- **BRIEF**:
How many of the lines below include "edge"? Give the number and no other words.

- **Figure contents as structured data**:
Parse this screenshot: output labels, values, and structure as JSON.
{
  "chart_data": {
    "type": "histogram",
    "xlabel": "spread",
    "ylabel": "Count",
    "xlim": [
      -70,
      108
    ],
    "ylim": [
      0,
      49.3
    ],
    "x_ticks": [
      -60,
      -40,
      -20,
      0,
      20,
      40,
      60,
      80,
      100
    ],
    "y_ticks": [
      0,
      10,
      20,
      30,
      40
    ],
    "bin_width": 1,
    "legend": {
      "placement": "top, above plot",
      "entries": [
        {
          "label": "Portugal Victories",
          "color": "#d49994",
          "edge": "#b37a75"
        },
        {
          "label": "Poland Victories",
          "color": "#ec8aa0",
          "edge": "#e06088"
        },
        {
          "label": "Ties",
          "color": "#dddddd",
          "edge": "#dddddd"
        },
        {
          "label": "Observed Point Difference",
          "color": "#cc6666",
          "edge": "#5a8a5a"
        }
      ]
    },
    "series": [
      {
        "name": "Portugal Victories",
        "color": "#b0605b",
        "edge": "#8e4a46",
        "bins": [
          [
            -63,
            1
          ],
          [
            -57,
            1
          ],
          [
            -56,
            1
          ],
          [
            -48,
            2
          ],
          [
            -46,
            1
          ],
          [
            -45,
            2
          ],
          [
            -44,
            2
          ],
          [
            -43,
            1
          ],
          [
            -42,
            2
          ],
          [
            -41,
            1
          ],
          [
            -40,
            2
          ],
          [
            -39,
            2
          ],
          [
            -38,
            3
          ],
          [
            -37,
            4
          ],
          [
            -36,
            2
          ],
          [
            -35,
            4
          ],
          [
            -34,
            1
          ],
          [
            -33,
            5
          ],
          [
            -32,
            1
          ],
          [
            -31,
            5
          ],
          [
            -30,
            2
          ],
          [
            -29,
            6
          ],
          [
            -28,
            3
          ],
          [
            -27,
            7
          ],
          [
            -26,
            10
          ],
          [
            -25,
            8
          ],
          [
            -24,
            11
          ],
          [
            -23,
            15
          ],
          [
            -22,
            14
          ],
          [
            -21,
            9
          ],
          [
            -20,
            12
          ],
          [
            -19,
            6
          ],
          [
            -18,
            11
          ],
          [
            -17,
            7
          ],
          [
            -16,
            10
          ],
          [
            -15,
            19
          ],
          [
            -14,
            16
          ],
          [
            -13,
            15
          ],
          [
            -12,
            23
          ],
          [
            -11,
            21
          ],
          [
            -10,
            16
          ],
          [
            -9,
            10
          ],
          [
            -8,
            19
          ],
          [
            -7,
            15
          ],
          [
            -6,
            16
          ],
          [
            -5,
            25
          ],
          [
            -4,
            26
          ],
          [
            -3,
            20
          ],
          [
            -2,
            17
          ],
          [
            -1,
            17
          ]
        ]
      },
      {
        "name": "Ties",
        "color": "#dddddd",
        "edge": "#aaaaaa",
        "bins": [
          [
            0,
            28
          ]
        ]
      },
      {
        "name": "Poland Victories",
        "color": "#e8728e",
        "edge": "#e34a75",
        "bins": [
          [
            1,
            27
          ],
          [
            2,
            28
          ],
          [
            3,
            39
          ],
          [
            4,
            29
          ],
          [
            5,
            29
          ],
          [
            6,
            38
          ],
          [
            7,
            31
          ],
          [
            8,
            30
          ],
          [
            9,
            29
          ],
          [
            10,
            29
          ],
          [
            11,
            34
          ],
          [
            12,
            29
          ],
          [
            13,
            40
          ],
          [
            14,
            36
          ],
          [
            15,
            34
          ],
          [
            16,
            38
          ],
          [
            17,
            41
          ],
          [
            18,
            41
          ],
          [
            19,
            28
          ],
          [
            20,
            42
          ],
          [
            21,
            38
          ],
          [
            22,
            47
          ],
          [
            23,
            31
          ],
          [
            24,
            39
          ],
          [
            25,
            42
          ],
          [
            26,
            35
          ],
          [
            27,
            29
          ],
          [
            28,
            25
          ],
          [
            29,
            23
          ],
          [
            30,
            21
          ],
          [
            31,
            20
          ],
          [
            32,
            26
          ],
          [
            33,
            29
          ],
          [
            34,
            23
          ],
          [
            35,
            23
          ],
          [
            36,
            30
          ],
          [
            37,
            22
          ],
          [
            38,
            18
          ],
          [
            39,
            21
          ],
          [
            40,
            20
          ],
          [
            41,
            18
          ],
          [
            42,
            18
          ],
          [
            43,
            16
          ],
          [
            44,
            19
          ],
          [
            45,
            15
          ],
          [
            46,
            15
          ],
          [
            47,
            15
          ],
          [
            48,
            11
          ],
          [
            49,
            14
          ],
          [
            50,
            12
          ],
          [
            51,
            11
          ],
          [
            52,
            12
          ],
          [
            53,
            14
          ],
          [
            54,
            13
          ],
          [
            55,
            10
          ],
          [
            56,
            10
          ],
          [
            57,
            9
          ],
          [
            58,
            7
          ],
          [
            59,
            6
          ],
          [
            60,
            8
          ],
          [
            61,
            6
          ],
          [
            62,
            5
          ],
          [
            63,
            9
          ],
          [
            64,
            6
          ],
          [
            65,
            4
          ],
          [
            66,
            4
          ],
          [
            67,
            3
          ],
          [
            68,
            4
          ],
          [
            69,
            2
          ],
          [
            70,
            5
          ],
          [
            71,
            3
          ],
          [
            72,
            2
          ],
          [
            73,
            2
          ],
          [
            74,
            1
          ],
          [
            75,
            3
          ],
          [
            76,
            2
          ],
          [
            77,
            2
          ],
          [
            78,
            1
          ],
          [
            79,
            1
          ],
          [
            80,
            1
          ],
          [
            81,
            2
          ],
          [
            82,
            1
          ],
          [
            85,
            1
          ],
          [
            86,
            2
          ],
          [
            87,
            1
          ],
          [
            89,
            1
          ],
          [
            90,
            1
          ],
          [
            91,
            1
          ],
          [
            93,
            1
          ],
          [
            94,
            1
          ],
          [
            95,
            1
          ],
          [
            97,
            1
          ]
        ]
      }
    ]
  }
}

- **RESPONSE TO THE EXERCISE**:
7